Exercise goal :: Your task is to repeat all of the data exactly while excluding the pictures.

-------- Entries shown --------

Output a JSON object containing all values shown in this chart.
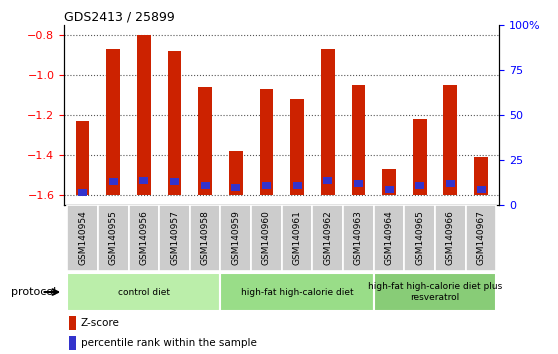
{
  "title": "GDS2413 / 25899",
  "samples": [
    "GSM140954",
    "GSM140955",
    "GSM140956",
    "GSM140957",
    "GSM140958",
    "GSM140959",
    "GSM140960",
    "GSM140961",
    "GSM140962",
    "GSM140963",
    "GSM140964",
    "GSM140965",
    "GSM140966",
    "GSM140967"
  ],
  "zscore": [
    -1.23,
    -0.87,
    -0.8,
    -0.88,
    -1.06,
    -1.38,
    -1.07,
    -1.12,
    -0.87,
    -1.05,
    -1.47,
    -1.22,
    -1.05,
    -1.41
  ],
  "percentile": [
    7,
    13,
    14,
    13,
    11,
    10,
    11,
    11,
    14,
    12,
    9,
    11,
    12,
    9
  ],
  "bar_bottom": -1.6,
  "ylim_left": [
    -1.65,
    -0.75
  ],
  "yticks_left": [
    -1.6,
    -1.4,
    -1.2,
    -1.0,
    -0.8
  ],
  "ylim_right": [
    0,
    100
  ],
  "yticks_right": [
    0,
    25,
    50,
    75,
    100
  ],
  "yticklabels_right": [
    "0",
    "25",
    "50",
    "75",
    "100%"
  ],
  "bar_color": "#cc2200",
  "percentile_color": "#3333cc",
  "groups": [
    {
      "label": "control diet",
      "start": 0,
      "end": 4,
      "color": "#bbeeaa"
    },
    {
      "label": "high-fat high-calorie diet",
      "start": 5,
      "end": 9,
      "color": "#99dd88"
    },
    {
      "label": "high-fat high-calorie diet plus\nresveratrol",
      "start": 10,
      "end": 13,
      "color": "#88cc77"
    }
  ],
  "grid_color": "#555555",
  "bg_color": "#ffffff",
  "sample_bg_color": "#cccccc",
  "protocol_label": "protocol",
  "legend_zscore": "Z-score",
  "legend_percentile": "percentile rank within the sample",
  "bar_width": 0.45
}
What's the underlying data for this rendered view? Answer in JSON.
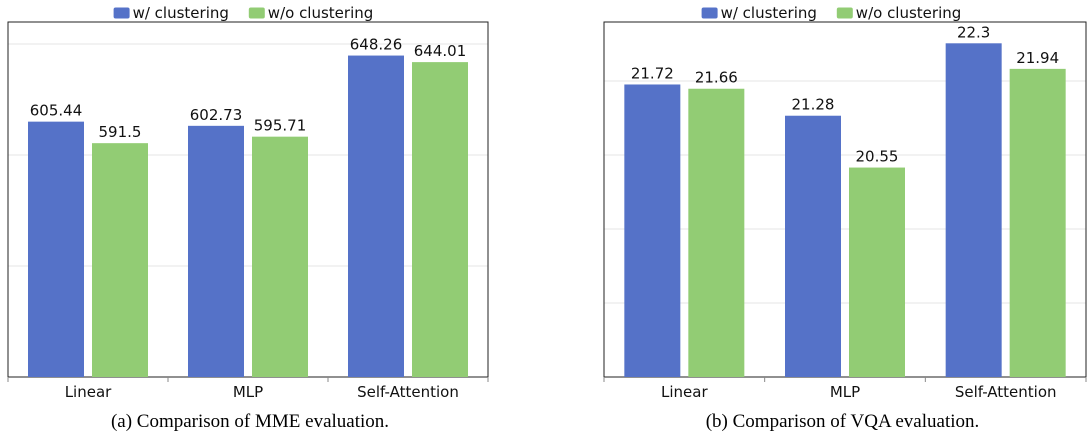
{
  "chart_data": [
    {
      "type": "bar",
      "categories": [
        "Linear",
        "MLP",
        "Self-Attention"
      ],
      "series": [
        {
          "name": "w/ clustering",
          "values": [
            605.44,
            602.73,
            648.26
          ]
        },
        {
          "name": "w/o clustering",
          "values": [
            591.5,
            595.71,
            644.01
          ]
        }
      ],
      "ylim": [
        440,
        670
      ],
      "grid": true,
      "legend": "top-center",
      "caption": "(a) Comparison of MME evaluation."
    },
    {
      "type": "bar",
      "categories": [
        "Linear",
        "MLP",
        "Self-Attention"
      ],
      "series": [
        {
          "name": "w/ clustering",
          "values": [
            21.72,
            21.28,
            22.3
          ]
        },
        {
          "name": "w/o clustering",
          "values": [
            21.66,
            20.55,
            21.94
          ]
        }
      ],
      "ylim": [
        17.6,
        22.6
      ],
      "grid": true,
      "legend": "top-center",
      "caption": "(b) Comparison of VQA evaluation."
    }
  ],
  "colors": {
    "series": [
      "#5572c8",
      "#92cc74"
    ],
    "grid": "#e6e6e6",
    "axis": "#888888",
    "frame": "#222222",
    "text": "#111111"
  }
}
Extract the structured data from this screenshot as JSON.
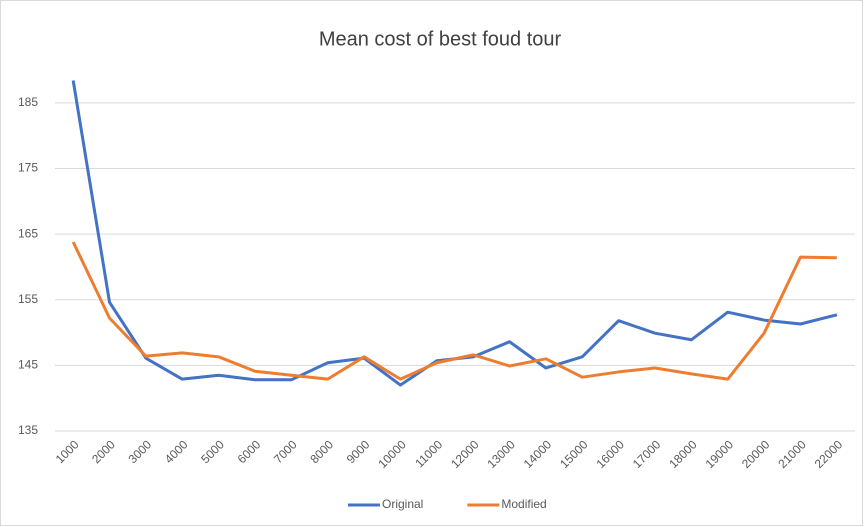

--------

Exercise output ::
Output a JSON object containing all values shown in this chart.
{
  "title": "GDS2413 / 25899",
  "samples": [
    "GSM140954",
    "GSM140955",
    "GSM140956",
    "GSM140957",
    "GSM140958",
    "GSM140959",
    "GSM140960",
    "GSM140961",
    "GSM140962",
    "GSM140963",
    "GSM140964",
    "GSM140965",
    "GSM140966",
    "GSM140967"
  ],
  "zscore": [
    -1.23,
    -0.87,
    -0.8,
    -0.88,
    -1.06,
    -1.38,
    -1.07,
    -1.12,
    -0.87,
    -1.05,
    -1.47,
    -1.22,
    -1.05,
    -1.41
  ],
  "percentile": [
    7,
    13,
    14,
    13,
    11,
    10,
    11,
    11,
    14,
    12,
    9,
    11,
    12,
    9
  ],
  "bar_bottom": -1.6,
  "ylim_left": [
    -1.65,
    -0.75
  ],
  "yticks_left": [
    -1.6,
    -1.4,
    -1.2,
    -1.0,
    -0.8
  ],
  "ylim_right": [
    0,
    100
  ],
  "yticks_right": [
    0,
    25,
    50,
    75,
    100
  ],
  "yticklabels_right": [
    "0",
    "25",
    "50",
    "75",
    "100%"
  ],
  "bar_color": "#cc2200",
  "percentile_color": "#3333cc",
  "groups": [
    {
      "label": "control diet",
      "start": 0,
      "end": 4,
      "color": "#bbeeaa"
    },
    {
      "label": "high-fat high-calorie diet",
      "start": 5,
      "end": 9,
      "color": "#99dd88"
    },
    {
      "label": "high-fat high-calorie diet plus\nresveratrol",
      "start": 10,
      "end": 13,
      "color": "#88cc77"
    }
  ],
  "grid_color": "#555555",
  "bg_color": "#ffffff",
  "sample_bg_color": "#cccccc",
  "protocol_label": "protocol",
  "legend_zscore": "Z-score",
  "legend_percentile": "percentile rank within the sample",
  "bar_width": 0.45
}
What's the underlying data for this rendered view? Answer in JSON.
{
  "chart_data": [
    {
      "type": "bar",
      "categories": [
        "Linear",
        "MLP",
        "Self-Attention"
      ],
      "series": [
        {
          "name": "w/ clustering",
          "values": [
            605.44,
            602.73,
            648.26
          ]
        },
        {
          "name": "w/o clustering",
          "values": [
            591.5,
            595.71,
            644.01
          ]
        }
      ],
      "ylim": [
        440,
        670
      ],
      "grid": true,
      "legend": "top-center",
      "caption": "(a) Comparison of MME evaluation."
    },
    {
      "type": "bar",
      "categories": [
        "Linear",
        "MLP",
        "Self-Attention"
      ],
      "series": [
        {
          "name": "w/ clustering",
          "values": [
            21.72,
            21.28,
            22.3
          ]
        },
        {
          "name": "w/o clustering",
          "values": [
            21.66,
            20.55,
            21.94
          ]
        }
      ],
      "ylim": [
        17.6,
        22.6
      ],
      "grid": true,
      "legend": "top-center",
      "caption": "(b) Comparison of VQA evaluation."
    }
  ],
  "colors": {
    "series": [
      "#5572c8",
      "#92cc74"
    ],
    "grid": "#e6e6e6",
    "axis": "#888888",
    "frame": "#222222",
    "text": "#111111"
  }
}
Extract the structured data from this screenshot as JSON.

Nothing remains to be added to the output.